Work task: Repeat the material exactly, leaving no line out.

━━━━━ Data extracts

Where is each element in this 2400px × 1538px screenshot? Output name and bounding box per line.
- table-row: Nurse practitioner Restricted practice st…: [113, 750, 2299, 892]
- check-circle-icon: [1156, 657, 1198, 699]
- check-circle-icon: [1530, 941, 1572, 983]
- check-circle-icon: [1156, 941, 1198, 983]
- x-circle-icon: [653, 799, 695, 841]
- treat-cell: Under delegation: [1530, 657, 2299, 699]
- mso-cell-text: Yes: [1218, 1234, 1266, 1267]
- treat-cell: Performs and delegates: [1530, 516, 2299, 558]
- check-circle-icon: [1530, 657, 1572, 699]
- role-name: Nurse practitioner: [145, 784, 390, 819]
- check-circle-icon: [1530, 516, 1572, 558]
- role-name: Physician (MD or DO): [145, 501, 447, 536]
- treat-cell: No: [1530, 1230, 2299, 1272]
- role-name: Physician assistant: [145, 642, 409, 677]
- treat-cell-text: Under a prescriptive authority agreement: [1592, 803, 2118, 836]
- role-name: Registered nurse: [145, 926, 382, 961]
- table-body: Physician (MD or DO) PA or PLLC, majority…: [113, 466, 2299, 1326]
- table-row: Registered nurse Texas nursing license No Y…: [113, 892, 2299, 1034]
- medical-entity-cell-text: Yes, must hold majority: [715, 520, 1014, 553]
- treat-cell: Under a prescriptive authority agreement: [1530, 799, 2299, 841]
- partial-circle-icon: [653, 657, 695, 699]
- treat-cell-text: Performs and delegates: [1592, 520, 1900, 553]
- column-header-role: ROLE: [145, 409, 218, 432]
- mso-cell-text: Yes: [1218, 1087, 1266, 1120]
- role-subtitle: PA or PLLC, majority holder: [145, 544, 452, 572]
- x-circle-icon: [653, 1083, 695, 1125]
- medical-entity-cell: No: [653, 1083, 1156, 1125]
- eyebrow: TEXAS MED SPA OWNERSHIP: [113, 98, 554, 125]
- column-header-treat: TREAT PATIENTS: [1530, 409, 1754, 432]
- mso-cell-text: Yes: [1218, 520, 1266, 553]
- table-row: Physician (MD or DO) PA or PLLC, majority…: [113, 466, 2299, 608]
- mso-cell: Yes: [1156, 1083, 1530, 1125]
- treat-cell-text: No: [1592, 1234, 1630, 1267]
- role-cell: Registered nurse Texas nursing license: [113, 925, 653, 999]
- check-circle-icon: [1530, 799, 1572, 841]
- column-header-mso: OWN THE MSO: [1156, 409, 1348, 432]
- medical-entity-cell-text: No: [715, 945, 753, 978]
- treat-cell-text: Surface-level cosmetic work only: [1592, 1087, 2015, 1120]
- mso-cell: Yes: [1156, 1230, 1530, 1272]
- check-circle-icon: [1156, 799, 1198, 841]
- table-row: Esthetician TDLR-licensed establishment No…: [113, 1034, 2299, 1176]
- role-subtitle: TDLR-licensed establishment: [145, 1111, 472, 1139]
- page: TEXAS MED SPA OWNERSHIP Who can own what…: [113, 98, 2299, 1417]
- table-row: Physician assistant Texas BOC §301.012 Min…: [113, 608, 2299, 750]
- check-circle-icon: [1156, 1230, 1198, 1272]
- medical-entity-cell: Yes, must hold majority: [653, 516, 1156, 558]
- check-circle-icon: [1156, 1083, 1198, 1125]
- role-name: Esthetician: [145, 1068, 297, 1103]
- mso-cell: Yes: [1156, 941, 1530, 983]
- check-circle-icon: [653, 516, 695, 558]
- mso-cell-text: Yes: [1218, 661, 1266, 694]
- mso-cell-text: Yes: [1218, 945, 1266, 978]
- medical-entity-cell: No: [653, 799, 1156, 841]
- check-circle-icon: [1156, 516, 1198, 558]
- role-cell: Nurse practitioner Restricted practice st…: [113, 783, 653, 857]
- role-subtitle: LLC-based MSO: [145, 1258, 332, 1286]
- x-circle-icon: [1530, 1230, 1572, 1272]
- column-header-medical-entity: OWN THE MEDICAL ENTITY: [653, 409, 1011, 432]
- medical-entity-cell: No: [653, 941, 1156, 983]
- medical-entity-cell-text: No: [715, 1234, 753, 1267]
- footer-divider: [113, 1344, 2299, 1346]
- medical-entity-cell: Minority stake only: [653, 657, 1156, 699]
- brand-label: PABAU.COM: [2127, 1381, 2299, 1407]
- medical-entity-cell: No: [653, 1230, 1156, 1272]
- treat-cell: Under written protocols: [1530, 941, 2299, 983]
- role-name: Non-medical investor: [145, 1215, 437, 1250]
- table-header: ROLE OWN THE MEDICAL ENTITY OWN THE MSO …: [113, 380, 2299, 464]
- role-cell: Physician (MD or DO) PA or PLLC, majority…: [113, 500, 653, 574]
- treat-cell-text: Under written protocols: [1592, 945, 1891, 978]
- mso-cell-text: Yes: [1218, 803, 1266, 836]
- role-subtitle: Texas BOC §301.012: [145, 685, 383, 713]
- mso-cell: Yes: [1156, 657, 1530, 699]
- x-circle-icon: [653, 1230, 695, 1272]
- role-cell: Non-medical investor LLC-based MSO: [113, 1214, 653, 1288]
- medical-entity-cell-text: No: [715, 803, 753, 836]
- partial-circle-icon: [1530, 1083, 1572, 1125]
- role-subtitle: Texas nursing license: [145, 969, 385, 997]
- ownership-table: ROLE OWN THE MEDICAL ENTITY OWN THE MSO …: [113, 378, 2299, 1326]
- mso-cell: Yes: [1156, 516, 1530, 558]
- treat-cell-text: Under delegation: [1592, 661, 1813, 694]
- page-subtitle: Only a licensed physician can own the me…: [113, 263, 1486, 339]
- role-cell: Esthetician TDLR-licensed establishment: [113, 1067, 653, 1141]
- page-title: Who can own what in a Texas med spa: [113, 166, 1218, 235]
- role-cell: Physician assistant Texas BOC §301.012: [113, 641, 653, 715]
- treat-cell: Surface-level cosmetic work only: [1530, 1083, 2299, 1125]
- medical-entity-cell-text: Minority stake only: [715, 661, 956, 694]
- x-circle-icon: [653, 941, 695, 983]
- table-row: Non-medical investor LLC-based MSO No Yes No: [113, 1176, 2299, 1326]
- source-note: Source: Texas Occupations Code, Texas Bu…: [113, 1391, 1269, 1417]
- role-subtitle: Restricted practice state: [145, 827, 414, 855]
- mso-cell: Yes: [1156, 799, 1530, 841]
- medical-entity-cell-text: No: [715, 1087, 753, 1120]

━━━━━━━━━━

Result:
Where is each element in this 2400px × 1538px screenshot? Output name and bounding box per line.
- table-row: Nurse practitioner Restricted practice st…: [113, 750, 2299, 892]
- check-circle-icon: [1156, 657, 1198, 699]
- check-circle-icon: [1530, 941, 1572, 983]
- check-circle-icon: [1156, 941, 1198, 983]
- x-circle-icon: [653, 799, 695, 841]
- treat-cell: Under delegation: [1530, 657, 2299, 699]
- mso-cell-text: Yes: [1218, 1234, 1266, 1267]
- treat-cell: Performs and delegates: [1530, 516, 2299, 558]
- check-circle-icon: [1530, 657, 1572, 699]
- role-name: Nurse practitioner: [145, 784, 390, 819]
- check-circle-icon: [1530, 516, 1572, 558]
- role-name: Physician (MD or DO): [145, 501, 447, 536]
- treat-cell: No: [1530, 1230, 2299, 1272]
- role-name: Physician assistant: [145, 642, 409, 677]
- treat-cell-text: Under a prescriptive authority agreement: [1592, 803, 2118, 836]
- role-name: Registered nurse: [145, 926, 382, 961]
- table-body: Physician (MD or DO) PA or PLLC, majority…: [113, 466, 2299, 1326]
- table-row: Registered nurse Texas nursing license No Y…: [113, 892, 2299, 1034]
- medical-entity-cell-text: Yes, must hold majority: [715, 520, 1014, 553]
- treat-cell: Under a prescriptive authority agreement: [1530, 799, 2299, 841]
- partial-circle-icon: [653, 657, 695, 699]
- treat-cell-text: Performs and delegates: [1592, 520, 1900, 553]
- column-header-role: ROLE: [145, 409, 218, 432]
- mso-cell-text: Yes: [1218, 1087, 1266, 1120]
- role-subtitle: PA or PLLC, majority holder: [145, 544, 452, 572]
- x-circle-icon: [653, 1083, 695, 1125]
- medical-entity-cell: No: [653, 1083, 1156, 1125]
- eyebrow: TEXAS MED SPA OWNERSHIP: [113, 98, 554, 125]
- column-header-treat: TREAT PATIENTS: [1530, 409, 1754, 432]
- mso-cell-text: Yes: [1218, 520, 1266, 553]
- table-row: Physician (MD or DO) PA or PLLC, majority…: [113, 466, 2299, 608]
- mso-cell: Yes: [1156, 1083, 1530, 1125]
- treat-cell-text: No: [1592, 1234, 1630, 1267]
- role-cell: Registered nurse Texas nursing license: [113, 925, 653, 999]
- check-circle-icon: [1530, 799, 1572, 841]
- column-header-mso: OWN THE MSO: [1156, 409, 1348, 432]
- medical-entity-cell-text: No: [715, 945, 753, 978]
- treat-cell-text: Surface-level cosmetic work only: [1592, 1087, 2015, 1120]
- mso-cell: Yes: [1156, 1230, 1530, 1272]
- check-circle-icon: [1156, 799, 1198, 841]
- table-row: Esthetician TDLR-licensed establishment No…: [113, 1034, 2299, 1176]
- role-subtitle: TDLR-licensed establishment: [145, 1111, 472, 1139]
- page: TEXAS MED SPA OWNERSHIP Who can own what…: [113, 98, 2299, 1417]
- table-row: Physician assistant Texas BOC §301.012 Min…: [113, 608, 2299, 750]
- check-circle-icon: [1156, 1230, 1198, 1272]
- medical-entity-cell: Yes, must hold majority: [653, 516, 1156, 558]
- check-circle-icon: [1156, 1083, 1198, 1125]
- role-name: Esthetician: [145, 1068, 297, 1103]
- mso-cell: Yes: [1156, 941, 1530, 983]
- check-circle-icon: [653, 516, 695, 558]
- mso-cell-text: Yes: [1218, 661, 1266, 694]
- mso-cell-text: Yes: [1218, 945, 1266, 978]
- medical-entity-cell: No: [653, 799, 1156, 841]
- check-circle-icon: [1156, 516, 1198, 558]
- role-cell: Nurse practitioner Restricted practice st…: [113, 783, 653, 857]
- role-subtitle: LLC-based MSO: [145, 1258, 332, 1286]
- x-circle-icon: [1530, 1230, 1572, 1272]
- column-header-medical-entity: OWN THE MEDICAL ENTITY: [653, 409, 1011, 432]
- medical-entity-cell: No: [653, 941, 1156, 983]
- medical-entity-cell-text: No: [715, 1234, 753, 1267]
- footer-divider: [113, 1344, 2299, 1346]
- medical-entity-cell: Minority stake only: [653, 657, 1156, 699]
- brand-label: PABAU.COM: [2127, 1381, 2299, 1407]
- medical-entity-cell: No: [653, 1230, 1156, 1272]
- treat-cell: Under written protocols: [1530, 941, 2299, 983]
- role-name: Non-medical investor: [145, 1215, 437, 1250]
- table-header: ROLE OWN THE MEDICAL ENTITY OWN THE MSO …: [113, 380, 2299, 464]
- role-cell: Physician (MD or DO) PA or PLLC, majority…: [113, 500, 653, 574]
- treat-cell-text: Under written protocols: [1592, 945, 1891, 978]
- mso-cell-text: Yes: [1218, 803, 1266, 836]
- role-subtitle: Texas BOC §301.012: [145, 685, 383, 713]
- mso-cell: Yes: [1156, 657, 1530, 699]
- x-circle-icon: [653, 1230, 695, 1272]
- role-cell: Non-medical investor LLC-based MSO: [113, 1214, 653, 1288]
- medical-entity-cell-text: No: [715, 803, 753, 836]
- partial-circle-icon: [1530, 1083, 1572, 1125]
- role-subtitle: Texas nursing license: [145, 969, 385, 997]
- ownership-table: ROLE OWN THE MEDICAL ENTITY OWN THE MSO …: [113, 378, 2299, 1326]
- mso-cell: Yes: [1156, 516, 1530, 558]
- treat-cell-text: Under delegation: [1592, 661, 1813, 694]
- page-subtitle: Only a licensed physician can own the me…: [113, 263, 1486, 339]
- role-cell: Esthetician TDLR-licensed establishment: [113, 1067, 653, 1141]
- page-title: Who can own what in a Texas med spa: [113, 166, 1218, 235]
- role-cell: Physician assistant Texas BOC §301.012: [113, 641, 653, 715]
- treat-cell: Surface-level cosmetic work only: [1530, 1083, 2299, 1125]
- medical-entity-cell-text: Minority stake only: [715, 661, 956, 694]
- x-circle-icon: [653, 941, 695, 983]
- table-row: Non-medical investor LLC-based MSO No Yes No: [113, 1176, 2299, 1326]
- source-note: Source: Texas Occupations Code, Texas Bu…: [113, 1391, 1269, 1417]
- role-subtitle: Restricted practice state: [145, 827, 414, 855]
- mso-cell: Yes: [1156, 799, 1530, 841]
- medical-entity-cell-text: No: [715, 1087, 753, 1120]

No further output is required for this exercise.